_TEXTE SOURCE_
# # # # #

La communication sur la grippe porcine en Tunisie a bien démarré avec des communiqués de presse et des articles bien fournis pour que les médias livrent au public une information fiable et rassurante. Cette communication connaitrait-elle des fléchissements ? On espère bien que non, mais force est de constater qu’officiellement le nombre de cas déclarés est de trois uniquement, alors que l’Organisation Mondiale de la Santé déclare qu’il y a cinq cas en Tunisie à la date du 6 juillet (et non 7, comme indiqué précedemment par des sites médicaux français). Qu’en est-il au juste ?
Selon les sources de Business News, et outre les trois cas officiellement déclarés, la Tunisie aurait enregistré deux nouveaux cas ces derniers jours : celui d’un Tunisien revenant du Canada et celui d’un banquier ghanéen résidant en Tunisie et revenant également du Canada. Qu’en est-il au juste ?

# # # # #

Données de détection de la mise en page des documents:
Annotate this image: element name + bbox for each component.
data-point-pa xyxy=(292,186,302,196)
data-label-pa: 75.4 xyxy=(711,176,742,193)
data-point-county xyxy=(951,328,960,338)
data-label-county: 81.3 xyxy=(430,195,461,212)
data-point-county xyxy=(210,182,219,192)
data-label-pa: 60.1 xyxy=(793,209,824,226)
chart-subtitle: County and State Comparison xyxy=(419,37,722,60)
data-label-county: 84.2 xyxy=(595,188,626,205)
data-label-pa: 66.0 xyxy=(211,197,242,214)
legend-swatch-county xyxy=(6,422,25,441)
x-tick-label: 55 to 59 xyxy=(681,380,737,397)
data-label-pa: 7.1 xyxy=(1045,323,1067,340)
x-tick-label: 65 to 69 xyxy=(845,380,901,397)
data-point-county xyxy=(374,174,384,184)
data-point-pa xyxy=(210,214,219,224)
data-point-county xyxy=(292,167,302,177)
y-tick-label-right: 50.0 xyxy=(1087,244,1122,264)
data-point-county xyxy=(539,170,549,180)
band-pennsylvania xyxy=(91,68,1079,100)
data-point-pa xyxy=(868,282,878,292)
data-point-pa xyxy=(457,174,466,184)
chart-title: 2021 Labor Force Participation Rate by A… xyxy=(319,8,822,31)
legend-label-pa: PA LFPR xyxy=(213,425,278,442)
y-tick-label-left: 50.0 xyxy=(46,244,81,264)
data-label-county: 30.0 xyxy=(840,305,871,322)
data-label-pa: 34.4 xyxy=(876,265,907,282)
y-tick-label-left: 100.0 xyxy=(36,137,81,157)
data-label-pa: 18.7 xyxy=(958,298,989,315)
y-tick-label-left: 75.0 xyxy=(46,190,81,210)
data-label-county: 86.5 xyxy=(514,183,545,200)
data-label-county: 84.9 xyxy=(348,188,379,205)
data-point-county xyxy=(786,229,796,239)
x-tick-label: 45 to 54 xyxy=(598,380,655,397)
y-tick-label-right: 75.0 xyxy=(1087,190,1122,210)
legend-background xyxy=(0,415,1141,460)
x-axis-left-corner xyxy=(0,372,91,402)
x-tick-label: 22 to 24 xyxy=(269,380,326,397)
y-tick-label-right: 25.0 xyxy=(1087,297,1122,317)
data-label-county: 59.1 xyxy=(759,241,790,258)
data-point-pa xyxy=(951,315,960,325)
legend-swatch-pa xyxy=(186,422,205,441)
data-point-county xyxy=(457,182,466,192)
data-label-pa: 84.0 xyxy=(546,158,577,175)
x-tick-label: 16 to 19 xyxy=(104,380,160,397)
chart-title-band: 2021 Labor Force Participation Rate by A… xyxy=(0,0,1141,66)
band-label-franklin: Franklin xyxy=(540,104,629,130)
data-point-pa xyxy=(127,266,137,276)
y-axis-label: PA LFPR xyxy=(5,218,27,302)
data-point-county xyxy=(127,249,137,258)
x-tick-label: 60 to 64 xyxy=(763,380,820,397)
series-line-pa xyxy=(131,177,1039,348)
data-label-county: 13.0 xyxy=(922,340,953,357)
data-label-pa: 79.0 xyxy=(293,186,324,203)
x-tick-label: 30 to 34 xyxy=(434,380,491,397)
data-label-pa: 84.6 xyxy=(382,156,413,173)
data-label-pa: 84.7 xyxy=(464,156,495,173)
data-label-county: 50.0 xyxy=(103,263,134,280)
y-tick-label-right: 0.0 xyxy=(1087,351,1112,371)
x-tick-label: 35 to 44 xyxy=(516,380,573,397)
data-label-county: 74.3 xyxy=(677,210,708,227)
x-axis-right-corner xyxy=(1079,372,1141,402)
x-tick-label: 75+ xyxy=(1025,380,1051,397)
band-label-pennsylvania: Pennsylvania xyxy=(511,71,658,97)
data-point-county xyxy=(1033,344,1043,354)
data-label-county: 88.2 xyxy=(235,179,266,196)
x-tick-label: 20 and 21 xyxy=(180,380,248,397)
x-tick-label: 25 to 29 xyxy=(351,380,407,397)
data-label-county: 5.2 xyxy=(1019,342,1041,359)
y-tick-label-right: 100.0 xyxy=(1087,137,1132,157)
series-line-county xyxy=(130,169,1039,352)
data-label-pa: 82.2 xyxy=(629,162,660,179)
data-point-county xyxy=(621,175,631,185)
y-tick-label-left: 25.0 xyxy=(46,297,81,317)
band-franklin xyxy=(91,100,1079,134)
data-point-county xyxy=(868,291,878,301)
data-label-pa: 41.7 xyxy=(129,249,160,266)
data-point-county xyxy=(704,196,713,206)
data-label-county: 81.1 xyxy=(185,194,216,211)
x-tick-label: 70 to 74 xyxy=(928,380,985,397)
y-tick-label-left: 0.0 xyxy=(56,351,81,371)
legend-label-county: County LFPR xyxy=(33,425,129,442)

# # # # #

_CONSIGNE_
Rédigez la suite de l'article sur la grippe porcine en Tunisie, à partir de sa dernière phrase. Ces données proviennent d'une autre source que le texte.

_RÉPONSE PROPOSÉE_
Qui a freiné le grand professionnalisme de communication dont ont fait preuve conjointement le ministère de la Communication et le ministère de la Santé ? La grippe porcine frappe tous les pays et le fait de cacher l’information ne peut qu’inquiéter, surtout que rien ne se cache en cette ère de télévisions satellites et d’internet.
A la date du 6 juillet, selon l’OMS, on dénombre 94.512 cas dans le monde et 429 décès.